Stored data
================

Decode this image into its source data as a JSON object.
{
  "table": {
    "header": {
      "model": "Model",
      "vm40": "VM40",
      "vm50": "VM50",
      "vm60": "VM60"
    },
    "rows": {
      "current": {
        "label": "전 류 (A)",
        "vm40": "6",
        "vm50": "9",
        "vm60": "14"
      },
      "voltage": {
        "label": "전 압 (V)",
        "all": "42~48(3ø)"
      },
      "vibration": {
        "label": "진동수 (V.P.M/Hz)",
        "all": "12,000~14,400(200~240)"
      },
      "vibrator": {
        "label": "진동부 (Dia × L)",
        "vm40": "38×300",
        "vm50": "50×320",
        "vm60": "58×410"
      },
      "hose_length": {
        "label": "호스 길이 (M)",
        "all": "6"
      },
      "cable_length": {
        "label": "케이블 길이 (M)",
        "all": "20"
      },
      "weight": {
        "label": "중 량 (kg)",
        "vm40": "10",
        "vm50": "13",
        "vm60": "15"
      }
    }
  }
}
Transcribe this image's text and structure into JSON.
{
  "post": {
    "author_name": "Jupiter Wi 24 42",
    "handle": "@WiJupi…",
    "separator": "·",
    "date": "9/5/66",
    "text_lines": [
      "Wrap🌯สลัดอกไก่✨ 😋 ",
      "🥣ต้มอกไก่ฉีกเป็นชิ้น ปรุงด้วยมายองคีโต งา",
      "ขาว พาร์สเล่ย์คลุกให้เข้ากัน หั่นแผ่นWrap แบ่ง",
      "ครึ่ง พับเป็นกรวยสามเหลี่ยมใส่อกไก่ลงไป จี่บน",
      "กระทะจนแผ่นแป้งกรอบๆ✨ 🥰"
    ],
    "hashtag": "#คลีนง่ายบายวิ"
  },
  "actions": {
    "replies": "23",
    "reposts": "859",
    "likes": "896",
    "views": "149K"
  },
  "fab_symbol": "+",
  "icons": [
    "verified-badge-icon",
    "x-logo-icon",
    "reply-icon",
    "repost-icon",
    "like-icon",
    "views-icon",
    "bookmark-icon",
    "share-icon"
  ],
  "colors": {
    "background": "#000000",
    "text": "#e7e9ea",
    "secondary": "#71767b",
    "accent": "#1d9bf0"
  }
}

================

■ **Task directions**:
Extract the complete set of records unchanged.

■ **Written solution**:
Decode this image into its source data as a JSON object.
{
  "table": {
    "header": {
      "model": "Model",
      "vm40": "VM40",
      "vm50": "VM50",
      "vm60": "VM60"
    },
    "rows": {
      "current": {
        "label": "전 류 (A)",
        "vm40": "6",
        "vm50": "9",
        "vm60": "14"
      },
      "voltage": {
        "label": "전 압 (V)",
        "all": "42~48(3ø)"
      },
      "vibration": {
        "label": "진동수 (V.P.M/Hz)",
        "all": "12,000~14,400(200~240)"
      },
      "vibrator": {
        "label": "진동부 (Dia × L)",
        "vm40": "38×300",
        "vm50": "50×320",
        "vm60": "58×410"
      },
      "hose_length": {
        "label": "호스 길이 (M)",
        "all": "6"
      },
      "cable_length": {
        "label": "케이블 길이 (M)",
        "all": "20"
      },
      "weight": {
        "label": "중 량 (kg)",
        "vm40": "10",
        "vm50": "13",
        "vm60": "15"
      }
    }
  }
}
Transcribe this image's text and structure into JSON.
{
  "post": {
    "author_name": "Jupiter Wi 24 42",
    "handle": "@WiJupi…",
    "separator": "·",
    "date": "9/5/66",
    "text_lines": [
      "Wrap🌯สลัดอกไก่✨ 😋 ",
      "🥣ต้มอกไก่ฉีกเป็นชิ้น ปรุงด้วยมายองคีโต งา",
      "ขาว พาร์สเล่ย์คลุกให้เข้ากัน หั่นแผ่นWrap แบ่ง",
      "ครึ่ง พับเป็นกรวยสามเหลี่ยมใส่อกไก่ลงไป จี่บน",
      "กระทะจนแผ่นแป้งกรอบๆ✨ 🥰"
    ],
    "hashtag": "#คลีนง่ายบายวิ"
  },
  "actions": {
    "replies": "23",
    "reposts": "859",
    "likes": "896",
    "views": "149K"
  },
  "fab_symbol": "+",
  "icons": [
    "verified-badge-icon",
    "x-logo-icon",
    "reply-icon",
    "repost-icon",
    "like-icon",
    "views-icon",
    "bookmark-icon",
    "share-icon"
  ],
  "colors": {
    "background": "#000000",
    "text": "#e7e9ea",
    "secondary": "#71767b",
    "accent": "#1d9bf0"
  }
}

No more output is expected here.